> _Job_: Work out how many lines of the material below mention the word "Rajah"; reply with the number only.
== Data to use
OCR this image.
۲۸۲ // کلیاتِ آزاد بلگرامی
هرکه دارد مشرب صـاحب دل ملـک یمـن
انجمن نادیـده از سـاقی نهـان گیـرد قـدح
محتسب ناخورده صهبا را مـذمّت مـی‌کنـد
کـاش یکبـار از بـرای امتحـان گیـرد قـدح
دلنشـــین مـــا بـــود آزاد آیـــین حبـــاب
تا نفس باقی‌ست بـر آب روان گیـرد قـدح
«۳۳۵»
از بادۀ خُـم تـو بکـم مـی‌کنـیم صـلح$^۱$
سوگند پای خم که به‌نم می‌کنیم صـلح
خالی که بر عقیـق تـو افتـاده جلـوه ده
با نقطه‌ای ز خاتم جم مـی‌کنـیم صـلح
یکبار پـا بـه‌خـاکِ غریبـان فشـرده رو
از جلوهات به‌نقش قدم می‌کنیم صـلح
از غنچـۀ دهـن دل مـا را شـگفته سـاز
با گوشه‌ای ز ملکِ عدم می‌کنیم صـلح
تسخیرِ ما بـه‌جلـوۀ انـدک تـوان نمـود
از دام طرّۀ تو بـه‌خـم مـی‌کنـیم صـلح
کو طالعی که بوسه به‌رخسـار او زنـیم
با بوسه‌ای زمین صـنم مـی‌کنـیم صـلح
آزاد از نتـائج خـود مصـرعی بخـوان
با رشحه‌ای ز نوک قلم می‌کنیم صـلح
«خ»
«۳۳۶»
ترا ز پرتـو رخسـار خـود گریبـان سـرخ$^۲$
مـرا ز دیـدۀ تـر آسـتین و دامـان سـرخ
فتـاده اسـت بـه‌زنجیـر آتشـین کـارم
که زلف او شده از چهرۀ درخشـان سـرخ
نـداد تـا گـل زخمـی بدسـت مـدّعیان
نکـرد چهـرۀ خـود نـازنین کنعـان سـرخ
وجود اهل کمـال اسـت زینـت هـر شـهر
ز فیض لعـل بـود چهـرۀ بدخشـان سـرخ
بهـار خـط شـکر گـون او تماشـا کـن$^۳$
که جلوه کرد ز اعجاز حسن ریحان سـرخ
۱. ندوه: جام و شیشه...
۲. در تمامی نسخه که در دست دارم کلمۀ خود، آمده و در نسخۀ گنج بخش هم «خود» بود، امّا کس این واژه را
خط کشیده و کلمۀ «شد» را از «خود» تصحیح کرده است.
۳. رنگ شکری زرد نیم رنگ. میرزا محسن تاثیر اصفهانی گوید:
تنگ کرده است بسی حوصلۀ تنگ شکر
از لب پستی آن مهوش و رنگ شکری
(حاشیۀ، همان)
====
== Data to use
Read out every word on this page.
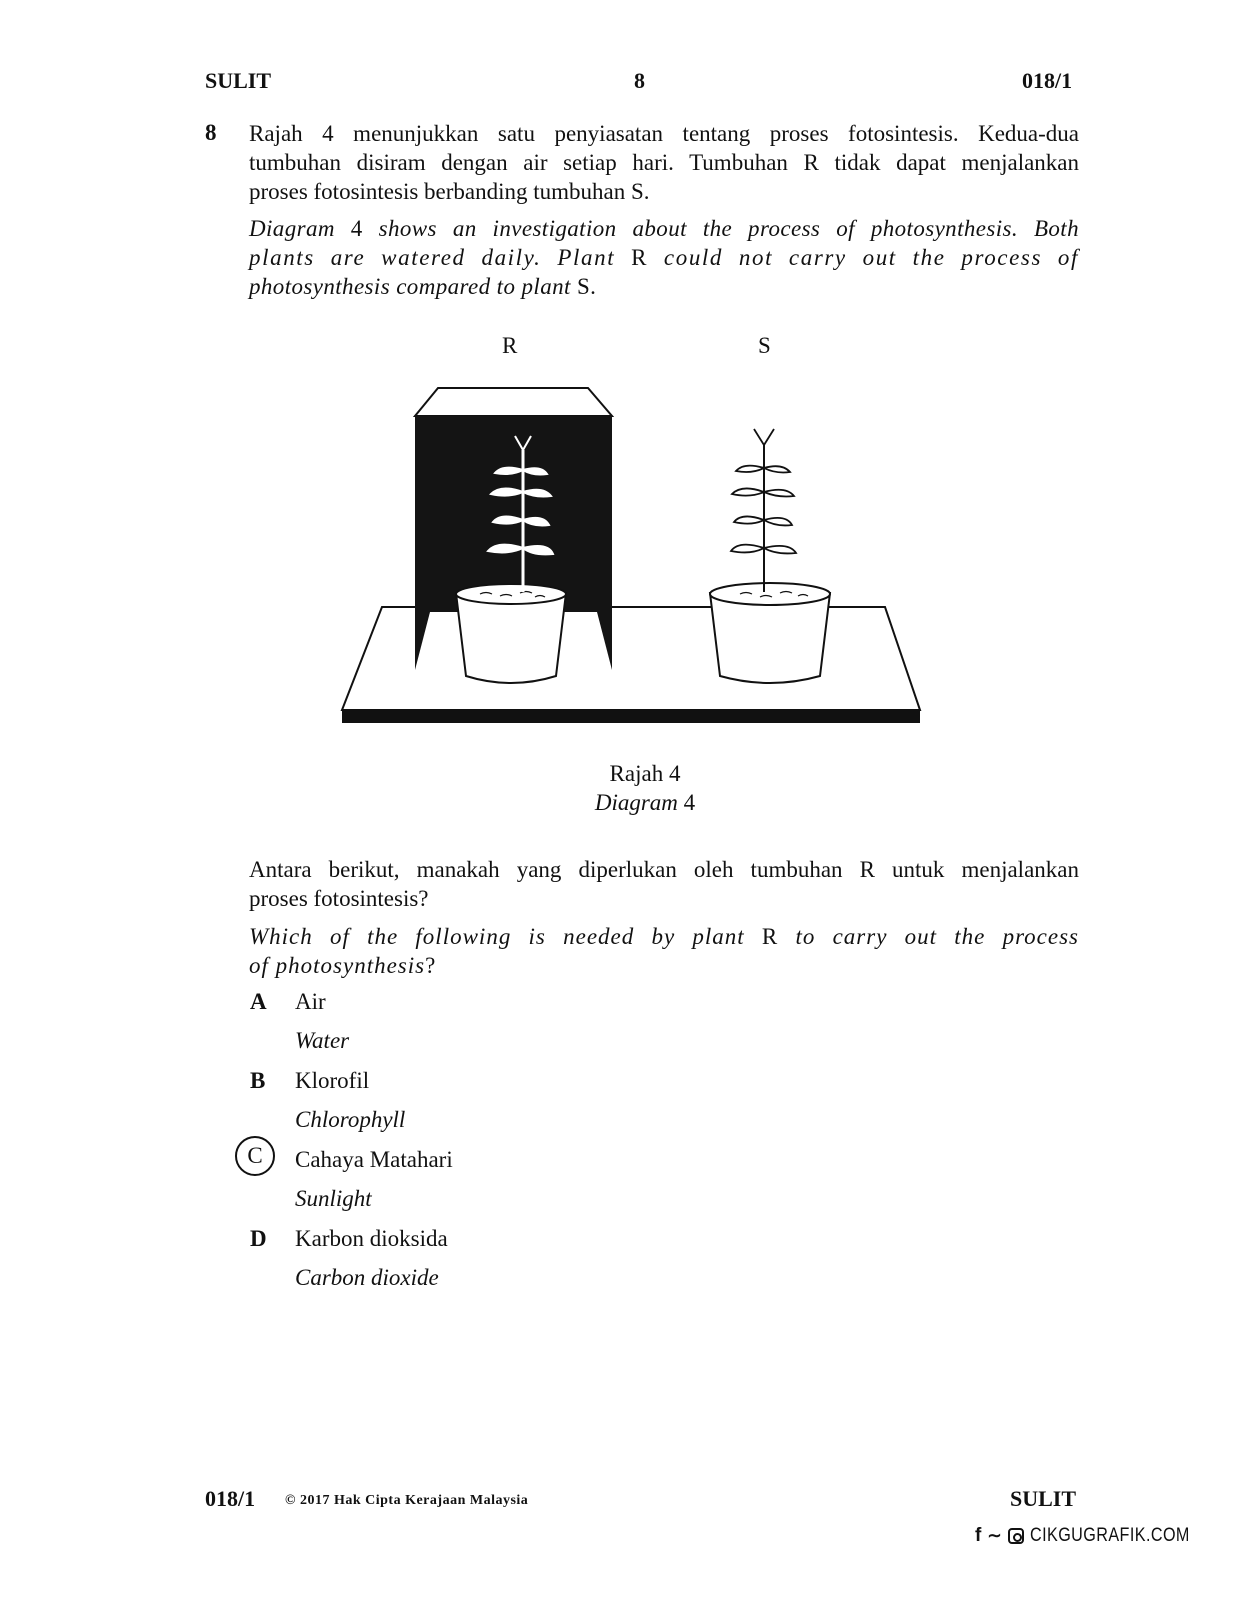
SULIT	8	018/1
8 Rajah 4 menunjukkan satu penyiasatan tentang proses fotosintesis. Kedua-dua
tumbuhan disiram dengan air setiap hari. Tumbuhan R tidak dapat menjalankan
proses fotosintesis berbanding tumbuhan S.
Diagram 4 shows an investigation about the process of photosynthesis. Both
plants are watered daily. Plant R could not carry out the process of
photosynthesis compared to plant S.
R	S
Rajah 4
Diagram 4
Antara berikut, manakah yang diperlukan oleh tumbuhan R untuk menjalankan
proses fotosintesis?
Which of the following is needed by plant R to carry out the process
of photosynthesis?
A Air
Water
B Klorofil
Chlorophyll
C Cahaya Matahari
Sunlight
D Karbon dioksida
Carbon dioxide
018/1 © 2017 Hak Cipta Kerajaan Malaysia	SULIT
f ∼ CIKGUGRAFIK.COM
====
== Data to use
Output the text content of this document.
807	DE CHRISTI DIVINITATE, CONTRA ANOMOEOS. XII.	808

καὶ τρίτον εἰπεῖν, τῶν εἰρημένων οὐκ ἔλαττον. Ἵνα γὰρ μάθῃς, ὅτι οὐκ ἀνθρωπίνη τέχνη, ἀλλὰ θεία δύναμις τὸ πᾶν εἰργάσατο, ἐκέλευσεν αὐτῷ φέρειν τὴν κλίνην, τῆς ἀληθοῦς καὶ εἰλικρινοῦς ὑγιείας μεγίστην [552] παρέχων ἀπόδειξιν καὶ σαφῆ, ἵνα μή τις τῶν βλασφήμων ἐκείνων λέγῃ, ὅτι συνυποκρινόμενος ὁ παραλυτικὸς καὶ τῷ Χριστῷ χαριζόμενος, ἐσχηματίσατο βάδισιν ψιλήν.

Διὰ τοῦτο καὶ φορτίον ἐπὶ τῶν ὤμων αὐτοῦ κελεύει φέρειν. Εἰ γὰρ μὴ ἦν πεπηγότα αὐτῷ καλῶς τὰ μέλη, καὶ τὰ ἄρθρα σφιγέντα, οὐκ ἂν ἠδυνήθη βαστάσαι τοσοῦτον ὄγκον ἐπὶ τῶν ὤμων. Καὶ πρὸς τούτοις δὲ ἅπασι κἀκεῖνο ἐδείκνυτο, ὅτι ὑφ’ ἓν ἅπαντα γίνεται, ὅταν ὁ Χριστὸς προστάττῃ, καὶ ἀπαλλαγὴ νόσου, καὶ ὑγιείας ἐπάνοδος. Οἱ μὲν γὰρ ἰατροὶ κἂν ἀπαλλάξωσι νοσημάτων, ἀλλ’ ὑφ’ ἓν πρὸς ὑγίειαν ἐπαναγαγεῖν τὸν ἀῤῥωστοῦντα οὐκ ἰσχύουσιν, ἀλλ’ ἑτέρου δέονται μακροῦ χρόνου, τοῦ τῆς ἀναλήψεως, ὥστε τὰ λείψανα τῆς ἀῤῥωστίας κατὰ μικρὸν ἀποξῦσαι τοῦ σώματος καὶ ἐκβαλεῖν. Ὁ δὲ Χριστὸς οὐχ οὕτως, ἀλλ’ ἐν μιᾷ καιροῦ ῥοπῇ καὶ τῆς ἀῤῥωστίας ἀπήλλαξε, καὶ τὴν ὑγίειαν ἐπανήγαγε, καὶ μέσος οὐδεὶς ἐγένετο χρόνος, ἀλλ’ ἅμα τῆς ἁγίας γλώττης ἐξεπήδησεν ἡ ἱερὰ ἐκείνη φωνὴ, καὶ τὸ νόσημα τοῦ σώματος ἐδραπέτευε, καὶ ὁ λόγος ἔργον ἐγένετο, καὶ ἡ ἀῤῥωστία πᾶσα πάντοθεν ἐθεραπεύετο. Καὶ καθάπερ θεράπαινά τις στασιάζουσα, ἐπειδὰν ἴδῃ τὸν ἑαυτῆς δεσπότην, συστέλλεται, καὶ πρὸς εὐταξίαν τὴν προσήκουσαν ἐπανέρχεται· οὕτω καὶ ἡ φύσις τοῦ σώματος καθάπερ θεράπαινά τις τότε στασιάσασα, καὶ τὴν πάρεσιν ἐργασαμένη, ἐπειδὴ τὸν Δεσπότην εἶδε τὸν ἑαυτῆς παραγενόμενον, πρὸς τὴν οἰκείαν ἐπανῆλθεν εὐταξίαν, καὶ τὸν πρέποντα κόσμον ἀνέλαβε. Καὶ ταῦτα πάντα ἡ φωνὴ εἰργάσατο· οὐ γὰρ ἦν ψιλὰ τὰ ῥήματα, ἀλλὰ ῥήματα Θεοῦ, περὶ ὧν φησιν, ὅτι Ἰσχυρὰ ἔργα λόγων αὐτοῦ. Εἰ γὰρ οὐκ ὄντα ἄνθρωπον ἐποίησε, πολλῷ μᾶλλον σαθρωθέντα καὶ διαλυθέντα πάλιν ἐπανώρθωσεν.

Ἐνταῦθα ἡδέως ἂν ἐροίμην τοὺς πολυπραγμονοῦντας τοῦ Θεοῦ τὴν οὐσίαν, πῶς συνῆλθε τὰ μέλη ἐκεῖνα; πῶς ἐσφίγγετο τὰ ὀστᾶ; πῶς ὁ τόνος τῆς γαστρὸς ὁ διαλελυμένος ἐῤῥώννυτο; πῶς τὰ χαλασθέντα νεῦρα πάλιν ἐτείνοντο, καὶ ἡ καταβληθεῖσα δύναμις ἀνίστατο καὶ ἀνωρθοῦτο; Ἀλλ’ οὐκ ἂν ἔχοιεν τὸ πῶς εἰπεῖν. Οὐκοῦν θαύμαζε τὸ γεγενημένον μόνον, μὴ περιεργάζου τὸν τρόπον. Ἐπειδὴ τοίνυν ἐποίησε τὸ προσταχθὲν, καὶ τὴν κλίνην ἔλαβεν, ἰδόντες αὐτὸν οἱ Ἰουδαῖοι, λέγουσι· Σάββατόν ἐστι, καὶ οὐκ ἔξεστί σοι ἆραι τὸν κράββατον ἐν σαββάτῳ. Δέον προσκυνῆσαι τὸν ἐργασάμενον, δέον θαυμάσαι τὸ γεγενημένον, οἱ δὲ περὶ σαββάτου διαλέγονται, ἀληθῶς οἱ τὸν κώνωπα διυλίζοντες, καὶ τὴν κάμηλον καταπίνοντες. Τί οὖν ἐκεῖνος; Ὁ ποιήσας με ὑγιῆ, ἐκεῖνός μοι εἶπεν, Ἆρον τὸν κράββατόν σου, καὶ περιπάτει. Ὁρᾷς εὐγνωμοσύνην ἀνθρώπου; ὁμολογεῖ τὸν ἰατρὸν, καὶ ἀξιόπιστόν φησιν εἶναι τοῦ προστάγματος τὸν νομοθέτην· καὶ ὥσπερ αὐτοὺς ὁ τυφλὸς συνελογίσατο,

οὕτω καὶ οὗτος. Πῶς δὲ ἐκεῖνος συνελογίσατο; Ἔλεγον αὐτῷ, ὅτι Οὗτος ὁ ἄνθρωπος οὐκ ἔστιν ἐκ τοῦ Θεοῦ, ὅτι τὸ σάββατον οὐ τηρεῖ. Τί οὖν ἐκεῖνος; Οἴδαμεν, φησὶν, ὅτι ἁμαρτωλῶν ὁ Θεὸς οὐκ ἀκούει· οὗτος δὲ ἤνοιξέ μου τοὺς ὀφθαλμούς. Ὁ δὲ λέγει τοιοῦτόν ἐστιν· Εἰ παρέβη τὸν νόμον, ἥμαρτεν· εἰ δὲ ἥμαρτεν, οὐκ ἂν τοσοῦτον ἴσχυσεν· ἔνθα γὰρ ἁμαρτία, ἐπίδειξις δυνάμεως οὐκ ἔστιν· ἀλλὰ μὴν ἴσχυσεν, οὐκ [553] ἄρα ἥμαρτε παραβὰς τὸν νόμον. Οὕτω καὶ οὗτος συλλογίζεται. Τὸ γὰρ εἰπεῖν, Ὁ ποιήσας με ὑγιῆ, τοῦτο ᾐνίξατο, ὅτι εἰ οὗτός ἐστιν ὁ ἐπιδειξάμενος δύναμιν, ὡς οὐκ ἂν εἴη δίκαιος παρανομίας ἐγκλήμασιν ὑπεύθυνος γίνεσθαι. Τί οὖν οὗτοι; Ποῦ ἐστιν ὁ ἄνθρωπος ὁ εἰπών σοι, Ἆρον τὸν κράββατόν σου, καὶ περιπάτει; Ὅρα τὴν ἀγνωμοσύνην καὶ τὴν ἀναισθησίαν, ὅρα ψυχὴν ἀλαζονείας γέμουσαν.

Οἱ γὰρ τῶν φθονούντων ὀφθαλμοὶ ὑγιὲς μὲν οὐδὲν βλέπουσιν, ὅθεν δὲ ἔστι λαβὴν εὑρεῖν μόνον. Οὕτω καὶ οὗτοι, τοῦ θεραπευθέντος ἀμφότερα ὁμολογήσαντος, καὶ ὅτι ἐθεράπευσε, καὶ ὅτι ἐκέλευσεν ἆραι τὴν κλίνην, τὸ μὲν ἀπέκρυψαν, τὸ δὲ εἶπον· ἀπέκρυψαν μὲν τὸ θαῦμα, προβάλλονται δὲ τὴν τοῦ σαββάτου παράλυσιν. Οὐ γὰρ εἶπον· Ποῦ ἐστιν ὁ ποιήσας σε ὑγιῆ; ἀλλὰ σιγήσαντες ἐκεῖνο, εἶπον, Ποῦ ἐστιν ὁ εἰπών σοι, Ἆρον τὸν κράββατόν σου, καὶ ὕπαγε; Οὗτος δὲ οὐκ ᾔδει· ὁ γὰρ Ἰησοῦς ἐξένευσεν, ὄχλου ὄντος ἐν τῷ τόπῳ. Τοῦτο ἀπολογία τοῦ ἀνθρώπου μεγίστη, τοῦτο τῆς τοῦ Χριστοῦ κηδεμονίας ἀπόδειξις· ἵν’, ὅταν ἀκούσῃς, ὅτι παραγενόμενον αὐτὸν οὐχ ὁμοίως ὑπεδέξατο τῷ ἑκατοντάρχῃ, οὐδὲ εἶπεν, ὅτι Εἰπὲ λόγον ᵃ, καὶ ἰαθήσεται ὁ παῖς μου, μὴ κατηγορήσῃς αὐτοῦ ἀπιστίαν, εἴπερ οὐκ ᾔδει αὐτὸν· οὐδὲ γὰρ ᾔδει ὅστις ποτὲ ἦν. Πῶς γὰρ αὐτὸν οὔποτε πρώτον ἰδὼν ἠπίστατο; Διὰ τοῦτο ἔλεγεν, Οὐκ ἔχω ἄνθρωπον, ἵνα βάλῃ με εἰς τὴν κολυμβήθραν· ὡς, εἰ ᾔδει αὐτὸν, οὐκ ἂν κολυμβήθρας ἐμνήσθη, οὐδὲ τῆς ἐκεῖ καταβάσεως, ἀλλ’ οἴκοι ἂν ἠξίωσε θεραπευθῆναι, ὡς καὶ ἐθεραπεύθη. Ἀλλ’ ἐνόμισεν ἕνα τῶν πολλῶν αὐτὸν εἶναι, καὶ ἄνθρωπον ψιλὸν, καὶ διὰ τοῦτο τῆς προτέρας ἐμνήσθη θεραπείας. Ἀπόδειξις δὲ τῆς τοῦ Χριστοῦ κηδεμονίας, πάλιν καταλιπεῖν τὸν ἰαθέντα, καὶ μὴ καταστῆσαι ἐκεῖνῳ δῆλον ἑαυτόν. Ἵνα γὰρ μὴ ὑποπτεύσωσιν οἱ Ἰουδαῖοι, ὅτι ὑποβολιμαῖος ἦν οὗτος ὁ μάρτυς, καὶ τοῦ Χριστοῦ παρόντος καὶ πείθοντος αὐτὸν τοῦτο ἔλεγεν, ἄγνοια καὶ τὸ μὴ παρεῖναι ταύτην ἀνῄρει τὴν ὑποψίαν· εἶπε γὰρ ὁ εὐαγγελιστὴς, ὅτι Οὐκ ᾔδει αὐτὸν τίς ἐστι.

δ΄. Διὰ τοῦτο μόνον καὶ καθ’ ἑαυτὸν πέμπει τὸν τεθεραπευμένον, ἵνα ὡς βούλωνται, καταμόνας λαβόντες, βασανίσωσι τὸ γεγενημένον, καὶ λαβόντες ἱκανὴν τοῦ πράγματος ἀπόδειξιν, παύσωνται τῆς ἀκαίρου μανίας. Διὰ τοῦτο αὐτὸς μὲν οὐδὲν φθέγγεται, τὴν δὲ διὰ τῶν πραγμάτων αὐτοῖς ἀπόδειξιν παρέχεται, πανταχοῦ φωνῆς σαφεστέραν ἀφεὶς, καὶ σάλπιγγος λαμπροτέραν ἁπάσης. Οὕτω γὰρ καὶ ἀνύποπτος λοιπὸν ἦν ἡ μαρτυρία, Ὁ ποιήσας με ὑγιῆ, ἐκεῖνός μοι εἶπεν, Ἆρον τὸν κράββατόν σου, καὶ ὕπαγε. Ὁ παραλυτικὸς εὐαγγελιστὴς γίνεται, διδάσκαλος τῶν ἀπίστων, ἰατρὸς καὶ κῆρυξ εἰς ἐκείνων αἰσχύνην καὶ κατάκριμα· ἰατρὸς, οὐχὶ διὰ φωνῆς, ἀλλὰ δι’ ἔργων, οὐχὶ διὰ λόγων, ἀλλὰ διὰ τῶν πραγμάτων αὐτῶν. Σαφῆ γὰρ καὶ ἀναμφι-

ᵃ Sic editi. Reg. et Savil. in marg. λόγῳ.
====
> _Task answer_: 2